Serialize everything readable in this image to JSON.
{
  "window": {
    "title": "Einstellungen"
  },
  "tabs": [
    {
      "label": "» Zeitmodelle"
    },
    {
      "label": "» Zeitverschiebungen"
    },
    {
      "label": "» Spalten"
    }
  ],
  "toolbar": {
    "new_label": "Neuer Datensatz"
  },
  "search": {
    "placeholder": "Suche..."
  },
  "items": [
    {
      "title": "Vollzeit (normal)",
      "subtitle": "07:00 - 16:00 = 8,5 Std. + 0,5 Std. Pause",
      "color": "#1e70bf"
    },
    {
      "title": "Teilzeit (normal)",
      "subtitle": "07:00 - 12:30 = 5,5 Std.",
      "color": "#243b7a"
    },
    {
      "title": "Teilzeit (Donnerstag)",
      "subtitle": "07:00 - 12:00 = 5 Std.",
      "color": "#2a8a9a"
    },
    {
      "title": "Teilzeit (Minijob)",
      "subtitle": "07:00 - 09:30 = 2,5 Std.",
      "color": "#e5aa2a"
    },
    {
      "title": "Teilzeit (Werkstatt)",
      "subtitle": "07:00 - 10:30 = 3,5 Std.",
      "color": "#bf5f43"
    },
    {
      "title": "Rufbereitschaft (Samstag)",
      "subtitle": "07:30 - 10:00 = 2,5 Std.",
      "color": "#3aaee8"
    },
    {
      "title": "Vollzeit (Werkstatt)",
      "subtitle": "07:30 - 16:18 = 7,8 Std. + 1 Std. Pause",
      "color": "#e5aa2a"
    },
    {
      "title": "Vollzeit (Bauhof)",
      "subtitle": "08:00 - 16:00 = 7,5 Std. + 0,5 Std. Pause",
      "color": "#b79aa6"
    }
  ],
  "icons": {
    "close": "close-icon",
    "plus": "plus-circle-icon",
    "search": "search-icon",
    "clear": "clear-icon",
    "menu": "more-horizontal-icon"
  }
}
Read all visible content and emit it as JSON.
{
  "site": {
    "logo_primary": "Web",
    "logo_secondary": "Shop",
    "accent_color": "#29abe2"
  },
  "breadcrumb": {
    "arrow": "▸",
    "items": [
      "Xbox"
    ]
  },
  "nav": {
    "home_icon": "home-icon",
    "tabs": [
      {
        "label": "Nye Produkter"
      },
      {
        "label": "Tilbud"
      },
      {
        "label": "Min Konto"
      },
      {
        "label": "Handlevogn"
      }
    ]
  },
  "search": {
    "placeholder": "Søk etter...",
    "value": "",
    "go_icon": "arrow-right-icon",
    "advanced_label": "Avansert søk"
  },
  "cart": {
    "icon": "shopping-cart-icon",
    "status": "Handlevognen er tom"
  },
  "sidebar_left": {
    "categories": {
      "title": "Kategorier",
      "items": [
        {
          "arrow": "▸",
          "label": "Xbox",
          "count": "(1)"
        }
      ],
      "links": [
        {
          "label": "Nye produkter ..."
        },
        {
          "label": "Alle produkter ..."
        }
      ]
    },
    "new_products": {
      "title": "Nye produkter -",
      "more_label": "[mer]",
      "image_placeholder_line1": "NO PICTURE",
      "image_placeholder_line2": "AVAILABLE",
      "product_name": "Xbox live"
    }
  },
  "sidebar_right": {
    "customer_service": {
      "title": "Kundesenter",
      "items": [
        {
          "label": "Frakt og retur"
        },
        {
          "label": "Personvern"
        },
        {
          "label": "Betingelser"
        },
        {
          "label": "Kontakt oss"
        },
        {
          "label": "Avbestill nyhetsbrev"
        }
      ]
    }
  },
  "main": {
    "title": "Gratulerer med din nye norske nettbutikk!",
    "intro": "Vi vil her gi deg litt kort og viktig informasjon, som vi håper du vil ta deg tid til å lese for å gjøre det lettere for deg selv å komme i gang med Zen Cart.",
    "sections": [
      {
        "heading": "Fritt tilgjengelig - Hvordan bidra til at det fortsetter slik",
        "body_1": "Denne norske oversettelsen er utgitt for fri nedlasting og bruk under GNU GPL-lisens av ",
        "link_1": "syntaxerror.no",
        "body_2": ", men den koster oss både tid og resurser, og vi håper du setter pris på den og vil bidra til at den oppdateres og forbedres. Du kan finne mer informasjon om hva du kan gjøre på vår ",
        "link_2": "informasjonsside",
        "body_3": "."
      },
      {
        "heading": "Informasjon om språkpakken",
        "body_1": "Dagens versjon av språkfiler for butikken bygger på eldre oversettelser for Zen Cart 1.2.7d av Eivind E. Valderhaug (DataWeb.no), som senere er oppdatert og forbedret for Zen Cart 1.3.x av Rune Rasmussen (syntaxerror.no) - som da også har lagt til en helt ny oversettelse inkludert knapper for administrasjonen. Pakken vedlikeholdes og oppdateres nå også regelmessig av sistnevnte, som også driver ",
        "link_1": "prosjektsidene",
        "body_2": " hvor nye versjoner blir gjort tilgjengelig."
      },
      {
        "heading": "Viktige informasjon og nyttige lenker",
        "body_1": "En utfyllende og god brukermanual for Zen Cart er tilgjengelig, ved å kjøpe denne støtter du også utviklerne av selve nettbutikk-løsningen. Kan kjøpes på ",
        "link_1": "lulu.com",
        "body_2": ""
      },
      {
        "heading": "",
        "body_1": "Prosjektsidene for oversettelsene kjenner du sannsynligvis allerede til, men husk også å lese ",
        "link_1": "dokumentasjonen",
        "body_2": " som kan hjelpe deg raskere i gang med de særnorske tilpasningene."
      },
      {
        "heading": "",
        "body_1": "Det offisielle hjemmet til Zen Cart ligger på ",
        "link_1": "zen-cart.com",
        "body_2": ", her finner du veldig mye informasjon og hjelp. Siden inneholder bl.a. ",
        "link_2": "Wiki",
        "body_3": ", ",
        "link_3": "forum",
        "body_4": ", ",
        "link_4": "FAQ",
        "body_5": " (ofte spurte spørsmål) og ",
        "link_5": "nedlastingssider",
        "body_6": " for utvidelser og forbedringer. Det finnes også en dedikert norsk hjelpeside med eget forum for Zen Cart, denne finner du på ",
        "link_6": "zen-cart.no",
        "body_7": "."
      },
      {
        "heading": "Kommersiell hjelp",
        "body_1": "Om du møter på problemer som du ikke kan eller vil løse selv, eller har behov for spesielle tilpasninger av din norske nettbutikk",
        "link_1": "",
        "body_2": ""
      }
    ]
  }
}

==========

_Exercise instructions:_ Pull out all lines containing "Pause".

_Answer to this problem:_
      "subtitle": "07:00 - 16:00 = 8,5 Std. + 0,5 Std. Pause",
      "subtitle": "07:30 - 16:18 = 7,8 Std. + 1 Std. Pause",
      "subtitle": "08:00 - 16:00 = 7,5 Std. + 0,5 Std. Pause",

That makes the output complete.